## START Exercise data
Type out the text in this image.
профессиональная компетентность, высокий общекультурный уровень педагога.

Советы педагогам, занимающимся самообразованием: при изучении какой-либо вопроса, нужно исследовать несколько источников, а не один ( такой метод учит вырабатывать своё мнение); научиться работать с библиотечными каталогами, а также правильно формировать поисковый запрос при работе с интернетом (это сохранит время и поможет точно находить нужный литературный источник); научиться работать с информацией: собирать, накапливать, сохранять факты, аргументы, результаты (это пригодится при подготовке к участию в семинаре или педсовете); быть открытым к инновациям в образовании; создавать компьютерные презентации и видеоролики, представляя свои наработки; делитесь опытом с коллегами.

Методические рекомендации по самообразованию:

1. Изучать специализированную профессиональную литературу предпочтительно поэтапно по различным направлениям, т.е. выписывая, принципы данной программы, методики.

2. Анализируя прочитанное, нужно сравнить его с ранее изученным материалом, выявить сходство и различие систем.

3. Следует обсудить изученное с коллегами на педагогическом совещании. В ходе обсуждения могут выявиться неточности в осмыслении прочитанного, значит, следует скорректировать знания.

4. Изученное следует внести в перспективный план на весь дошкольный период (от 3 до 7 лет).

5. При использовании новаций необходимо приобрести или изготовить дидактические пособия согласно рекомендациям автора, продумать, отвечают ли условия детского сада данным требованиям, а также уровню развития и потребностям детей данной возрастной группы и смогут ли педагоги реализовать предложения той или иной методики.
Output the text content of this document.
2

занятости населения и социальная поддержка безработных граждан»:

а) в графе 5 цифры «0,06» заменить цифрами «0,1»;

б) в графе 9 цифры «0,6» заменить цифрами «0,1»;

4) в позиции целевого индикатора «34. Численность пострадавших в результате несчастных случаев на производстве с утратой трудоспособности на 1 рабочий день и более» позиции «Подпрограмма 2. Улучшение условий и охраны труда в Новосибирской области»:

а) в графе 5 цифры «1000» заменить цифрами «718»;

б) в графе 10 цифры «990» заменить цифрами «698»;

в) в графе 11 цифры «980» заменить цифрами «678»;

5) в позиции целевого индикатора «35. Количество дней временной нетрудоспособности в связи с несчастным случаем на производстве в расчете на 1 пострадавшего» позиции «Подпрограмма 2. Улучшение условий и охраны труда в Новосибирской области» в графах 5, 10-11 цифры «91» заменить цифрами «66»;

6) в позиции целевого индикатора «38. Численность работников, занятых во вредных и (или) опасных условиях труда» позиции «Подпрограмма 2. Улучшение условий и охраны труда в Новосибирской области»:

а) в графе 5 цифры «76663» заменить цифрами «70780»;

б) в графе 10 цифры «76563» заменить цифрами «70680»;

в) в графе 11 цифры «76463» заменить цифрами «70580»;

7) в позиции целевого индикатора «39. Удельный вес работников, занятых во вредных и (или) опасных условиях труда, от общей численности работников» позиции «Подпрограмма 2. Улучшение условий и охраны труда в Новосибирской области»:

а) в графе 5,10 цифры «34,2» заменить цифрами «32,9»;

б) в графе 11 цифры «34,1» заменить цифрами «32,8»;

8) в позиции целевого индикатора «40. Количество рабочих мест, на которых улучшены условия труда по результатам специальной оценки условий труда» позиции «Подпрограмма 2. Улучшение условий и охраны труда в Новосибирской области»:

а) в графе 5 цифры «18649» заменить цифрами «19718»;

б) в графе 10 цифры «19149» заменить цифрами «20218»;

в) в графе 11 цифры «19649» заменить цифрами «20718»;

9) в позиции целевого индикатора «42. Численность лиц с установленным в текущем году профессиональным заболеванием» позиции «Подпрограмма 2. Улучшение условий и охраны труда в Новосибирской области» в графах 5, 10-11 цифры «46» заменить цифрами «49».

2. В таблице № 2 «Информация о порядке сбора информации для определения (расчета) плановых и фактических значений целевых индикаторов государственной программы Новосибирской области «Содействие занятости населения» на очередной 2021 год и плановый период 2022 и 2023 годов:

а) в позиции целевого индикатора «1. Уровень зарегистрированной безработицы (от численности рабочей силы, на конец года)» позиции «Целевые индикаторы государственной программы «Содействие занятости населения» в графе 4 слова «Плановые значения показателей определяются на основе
## END Exercise data
Extract the data in full. Keep it word for word.

Type out the text in this image.
профессиональная компетентность, высокий общекультурный уровень педагога.

Советы педагогам, занимающимся самообразованием: при изучении какой-либо вопроса, нужно исследовать несколько источников, а не один ( такой метод учит вырабатывать своё мнение); научиться работать с библиотечными каталогами, а также правильно формировать поисковый запрос при работе с интернетом (это сохранит время и поможет точно находить нужный литературный источник); научиться работать с информацией: собирать, накапливать, сохранять факты, аргументы, результаты (это пригодится при подготовке к участию в семинаре или педсовете); быть открытым к инновациям в образовании; создавать компьютерные презентации и видеоролики, представляя свои наработки; делитесь опытом с коллегами.

Методические рекомендации по самообразованию:

1. Изучать специализированную профессиональную литературу предпочтительно поэтапно по различным направлениям, т.е. выписывая, принципы данной программы, методики.

2. Анализируя прочитанное, нужно сравнить его с ранее изученным материалом, выявить сходство и различие систем.

3. Следует обсудить изученное с коллегами на педагогическом совещании. В ходе обсуждения могут выявиться неточности в осмыслении прочитанного, значит, следует скорректировать знания.

4. Изученное следует внести в перспективный план на весь дошкольный период (от 3 до 7 лет).

5. При использовании новаций необходимо приобрести или изготовить дидактические пособия согласно рекомендациям автора, продумать, отвечают ли условия детского сада данным требованиям, а также уровню развития и потребностям детей данной возрастной группы и смогут ли педагоги реализовать предложения той или иной методики.
Output the text content of this document.
2

занятости населения и социальная поддержка безработных граждан»:

а) в графе 5 цифры «0,06» заменить цифрами «0,1»;

б) в графе 9 цифры «0,6» заменить цифрами «0,1»;

4) в позиции целевого индикатора «34. Численность пострадавших в результате несчастных случаев на производстве с утратой трудоспособности на 1 рабочий день и более» позиции «Подпрограмма 2. Улучшение условий и охраны труда в Новосибирской области»:

а) в графе 5 цифры «1000» заменить цифрами «718»;

б) в графе 10 цифры «990» заменить цифрами «698»;

в) в графе 11 цифры «980» заменить цифрами «678»;

5) в позиции целевого индикатора «35. Количество дней временной нетрудоспособности в связи с несчастным случаем на производстве в расчете на 1 пострадавшего» позиции «Подпрограмма 2. Улучшение условий и охраны труда в Новосибирской области» в графах 5, 10-11 цифры «91» заменить цифрами «66»;

6) в позиции целевого индикатора «38. Численность работников, занятых во вредных и (или) опасных условиях труда» позиции «Подпрограмма 2. Улучшение условий и охраны труда в Новосибирской области»:

а) в графе 5 цифры «76663» заменить цифрами «70780»;

б) в графе 10 цифры «76563» заменить цифрами «70680»;

в) в графе 11 цифры «76463» заменить цифрами «70580»;

7) в позиции целевого индикатора «39. Удельный вес работников, занятых во вредных и (или) опасных условиях труда, от общей численности работников» позиции «Подпрограмма 2. Улучшение условий и охраны труда в Новосибирской области»:

а) в графе 5,10 цифры «34,2» заменить цифрами «32,9»;

б) в графе 11 цифры «34,1» заменить цифрами «32,8»;

8) в позиции целевого индикатора «40. Количество рабочих мест, на которых улучшены условия труда по результатам специальной оценки условий труда» позиции «Подпрограмма 2. Улучшение условий и охраны труда в Новосибирской области»:

а) в графе 5 цифры «18649» заменить цифрами «19718»;

б) в графе 10 цифры «19149» заменить цифрами «20218»;

в) в графе 11 цифры «19649» заменить цифрами «20718»;

9) в позиции целевого индикатора «42. Численность лиц с установленным в текущем году профессиональным заболеванием» позиции «Подпрограмма 2. Улучшение условий и охраны труда в Новосибирской области» в графах 5, 10-11 цифры «46» заменить цифрами «49».

2. В таблице № 2 «Информация о порядке сбора информации для определения (расчета) плановых и фактических значений целевых индикаторов государственной программы Новосибирской области «Содействие занятости населения» на очередной 2021 год и плановый период 2022 и 2023 годов:

а) в позиции целевого индикатора «1. Уровень зарегистрированной безработицы (от численности рабочей силы, на конец года)» позиции «Целевые индикаторы государственной программы «Содействие занятости населения» в графе 4 слова «Плановые значения показателей определяются на основе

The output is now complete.